### VORLIEGENDER TEXT:
▬▬▬

Aktuell 16. Mai 2016

Öffentliche Beschlüsse der Jahresversammlung 2016 in Neuss

Das Diskussionsforum zum Thema Flüchtlingsschutz bei der Jahresversammlung 2016 in Neuss

Das Diskussionsforum zum Thema Flüchtlingsschutz bei der Jahresversammlung 2016 in Neuss

A-1: Verantwortung für den Schutz von Flüchtlingen

Die Jahresversammlung beschließt:

Die Jahresversammlung lehnt die Vereinbarung der Europäischen Union mit der Türkei ab, nach der die Türkei Flüchtlinge durch verstärkte Grenzüberwachung daran hindern soll, nach Europa zu gelangen und dort Schutz zu suchen. Zudem werden Asylsuchende, die über die Türkei nach Griechenland gelangt sind, ohne faires Asylverfahren in die Türkei zurückgeschoben. Die Türkei ist kein sicheres Drittland. Sie nimmt zwar viele Flüchtlinge auf, wendet die Genfer Flüchtlingskonvention aber nur für Flüchtlinge aus Europa (also nicht für Flüchtlinge bsp. aus Syrien und Afghanistan) an. Zum anderen hat Amnesty International zahlreiche Fälle dokumentiert, in denen die Türkei Flüchtlinge nach Syrien abgeschoben hat, was einen gravierenden Verstoß gegen das internationale Flüchtlingsrecht darstellt.

Die Jahresversammlung bekräftigt die Forderungen von Amnesty International nach Schaffung legaler und sicherer Zugangswege für Flüchtlinge nach Deutschland und Europa. Zu den sicheren Zugangswegen gehören eine Verstärkung des Resettlement-Programms (Programm der Neuansiedlung für in Erstaufnahmeländern bereits anerkannte Flüchtlinge), Aufnahmekontingente als Ergänzung des individuellen Flüchtlingsschutzes, die Ausstellung humanitärer Visa und eine schnellere Bearbeitung der Anträge auf Familienzusammenführung.

Durch Schaffung sicherer und legaler Zugangswege kann die Zahl der Menschen, die lebensgefährliche Fluchtwege nehmen müssen, um nach Europa zu gelangen, erheblich reduziert werden.

▬▬▬

Bitte schreibe aus dem Beschluss zum Flüchtlingsschutz den Abschnitt von „Die Jahresversammlung bekräftigt“ bis „Anträge auf Familienzusammenführung.“ wortgetreu ab.

### GEGEBENE DATEN:
▬▬▬

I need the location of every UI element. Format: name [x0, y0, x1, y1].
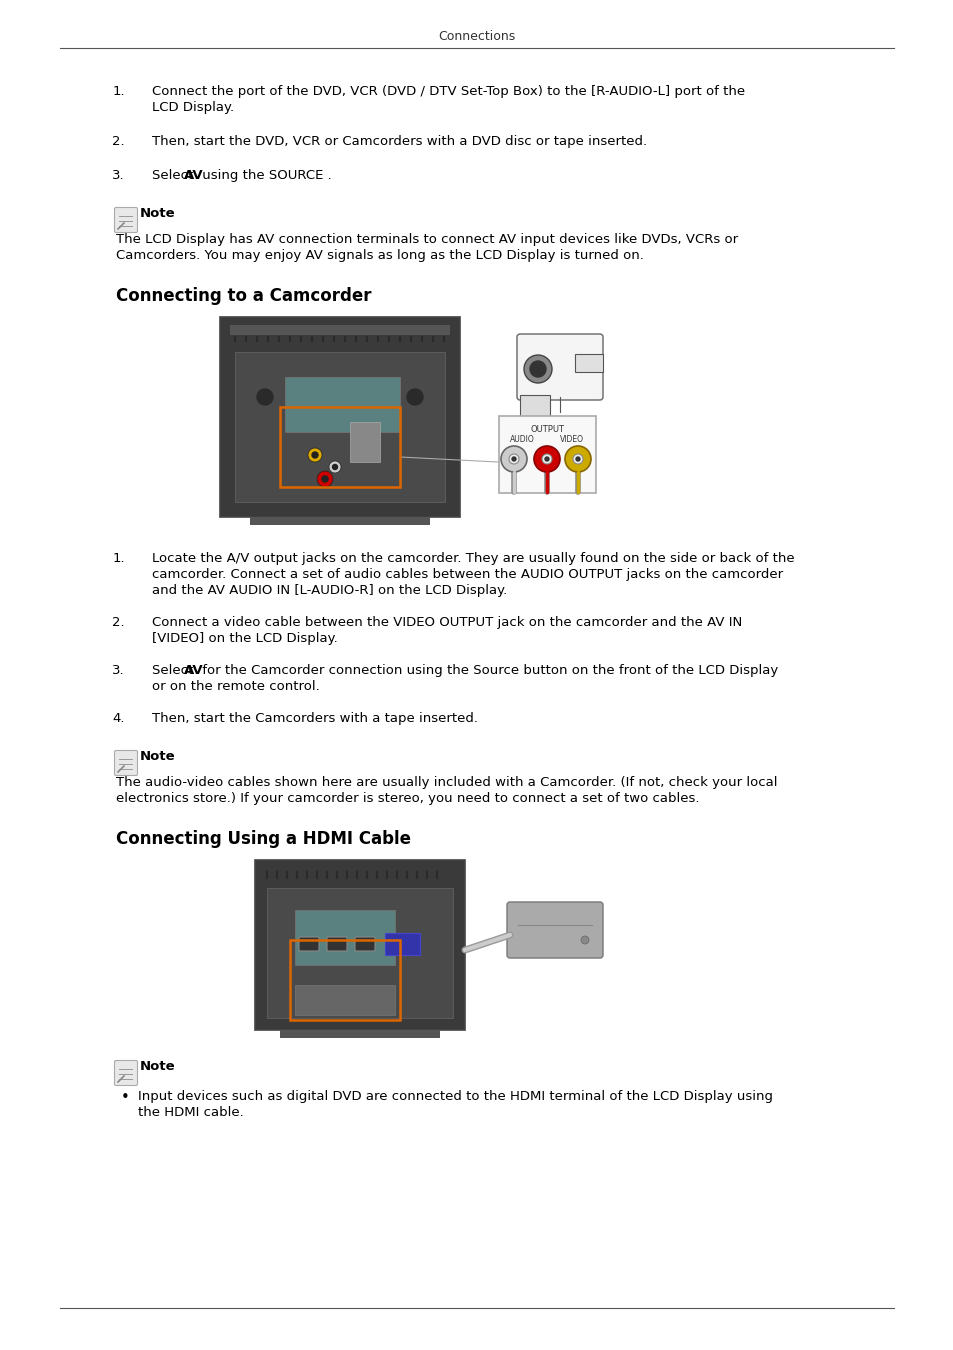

▬▬▬

### LÖSUNG DER AUFGABE:
Die Jahresversammlung bekräftigt die Forderungen von Amnesty International nach Schaffung legaler und sicherer Zugangswege für Flüchtlinge nach Deutschland und Europa. Zu den sicheren Zugangswegen gehören eine Verstärkung des Resettlement-Programms (Programm der Neuansiedlung für in Erstaufnahmeländern bereits anerkannte Flüchtlinge), Aufnahmekontingente als Ergänzung des individuellen Flüchtlingsschutzes, die Ausstellung humanitärer Visa und eine schnellere Bearbeitung der Anträge auf Familienzusammenführung.